#### Direction
In the copy, keep every record exact and leave out all images.

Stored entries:
----

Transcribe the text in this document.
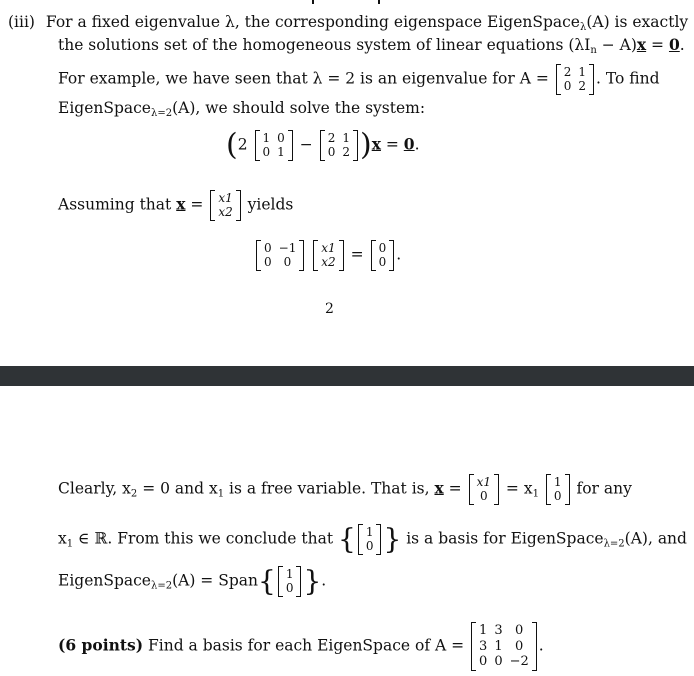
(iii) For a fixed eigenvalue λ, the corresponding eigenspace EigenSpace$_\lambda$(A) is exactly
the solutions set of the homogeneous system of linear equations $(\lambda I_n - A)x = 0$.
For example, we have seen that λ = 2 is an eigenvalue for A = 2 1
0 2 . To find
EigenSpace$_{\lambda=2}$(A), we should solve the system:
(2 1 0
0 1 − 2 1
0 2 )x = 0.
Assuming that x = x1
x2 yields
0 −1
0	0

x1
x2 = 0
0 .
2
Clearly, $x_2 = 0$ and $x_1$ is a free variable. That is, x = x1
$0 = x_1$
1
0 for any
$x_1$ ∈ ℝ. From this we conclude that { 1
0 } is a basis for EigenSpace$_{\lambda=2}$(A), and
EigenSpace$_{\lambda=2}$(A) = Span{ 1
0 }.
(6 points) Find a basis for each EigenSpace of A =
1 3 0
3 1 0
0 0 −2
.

----

#### Finished exercise
Transcribe the text in this document.
(iii) For a fixed eigenvalue λ, the corresponding eigenspace EigenSpace$_\lambda$(A) is exactly
the solutions set of the homogeneous system of linear equations $(\lambda I_n - A)x = 0$.
For example, we have seen that λ = 2 is an eigenvalue for A = 2 1
0 2 . To find
EigenSpace$_{\lambda=2}$(A), we should solve the system:
(2 1 0
0 1 − 2 1
0 2 )x = 0.
Assuming that x = x1
x2 yields
0 −1
0	0

x1
x2 = 0
0 .
2
Clearly, $x_2 = 0$ and $x_1$ is a free variable. That is, x = x1
$0 = x_1$
1
0 for any
$x_1$ ∈ ℝ. From this we conclude that { 1
0 } is a basis for EigenSpace$_{\lambda=2}$(A), and
EigenSpace$_{\lambda=2}$(A) = Span{ 1
0 }.
(6 points) Find a basis for each EigenSpace of A =
1 3 0
3 1 0
0 0 −2
.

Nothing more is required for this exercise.